- Challenge: Omit the pictures, then reproduce every remaining record exactly.
::: Dataset records
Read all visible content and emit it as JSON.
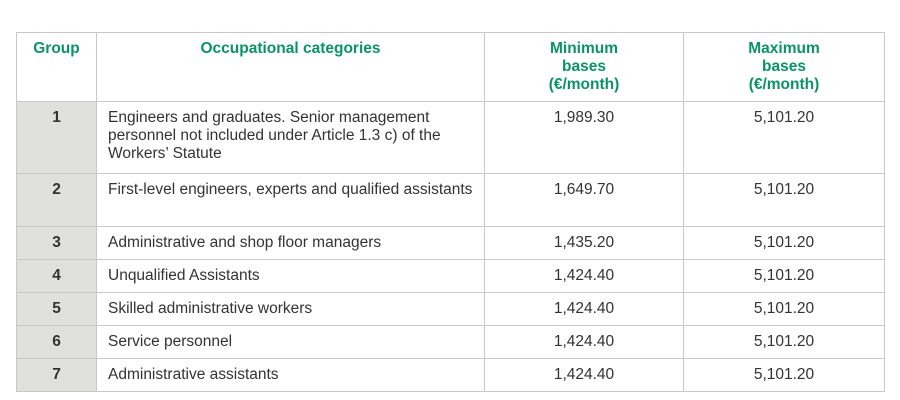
{
  "table": {
    "headers": [
      "Group",
      "Occupational categories",
      "Minimum bases (€/month)",
      "Maximum bases (€/month)"
    ],
    "rows": [
      {
        "group": "1",
        "category": "Engineers and graduates. Senior management personnel not included under Article 1.3 c) of the Workers’ Statute",
        "min": "1,989.30",
        "max": "5,101.20"
      },
      {
        "group": "2",
        "category": "First-level engineers, experts and qualified assistants",
        "min": "1,649.70",
        "max": "5,101.20"
      },
      {
        "group": "3",
        "category": "Administrative and shop floor managers",
        "min": "1,435.20",
        "max": "5,101.20"
      },
      {
        "group": "4",
        "category": "Unqualified Assistants",
        "min": "1,424.40",
        "max": "5,101.20"
      },
      {
        "group": "5",
        "category": "Skilled administrative workers",
        "min": "1,424.40",
        "max": "5,101.20"
      },
      {
        "group": "6",
        "category": "Service personnel",
        "min": "1,424.40",
        "max": "5,101.20"
      },
      {
        "group": "7",
        "category": "Administrative assistants",
        "min": "1,424.40",
        "max": "5,101.20"
      }
    ]
  },
  "colors": {
    "header_text": "#0a9466",
    "group_bg": "#e0e0dc"
  }
}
::::::
- Solution below:
Read all visible content and emit it as JSON.
{
  "table": {
    "headers": [
      "Group",
      "Occupational categories",
      "Minimum bases (€/month)",
      "Maximum bases (€/month)"
    ],
    "rows": [
      {
        "group": "1",
        "category": "Engineers and graduates. Senior management personnel not included under Article 1.3 c) of the Workers’ Statute",
        "min": "1,989.30",
        "max": "5,101.20"
      },
      {
        "group": "2",
        "category": "First-level engineers, experts and qualified assistants",
        "min": "1,649.70",
        "max": "5,101.20"
      },
      {
        "group": "3",
        "category": "Administrative and shop floor managers",
        "min": "1,435.20",
        "max": "5,101.20"
      },
      {
        "group": "4",
        "category": "Unqualified Assistants",
        "min": "1,424.40",
        "max": "5,101.20"
      },
      {
        "group": "5",
        "category": "Skilled administrative workers",
        "min": "1,424.40",
        "max": "5,101.20"
      },
      {
        "group": "6",
        "category": "Service personnel",
        "min": "1,424.40",
        "max": "5,101.20"
      },
      {
        "group": "7",
        "category": "Administrative assistants",
        "min": "1,424.40",
        "max": "5,101.20"
      }
    ]
  },
  "colors": {
    "header_text": "#0a9466",
    "group_bg": "#e0e0dc"
  }
}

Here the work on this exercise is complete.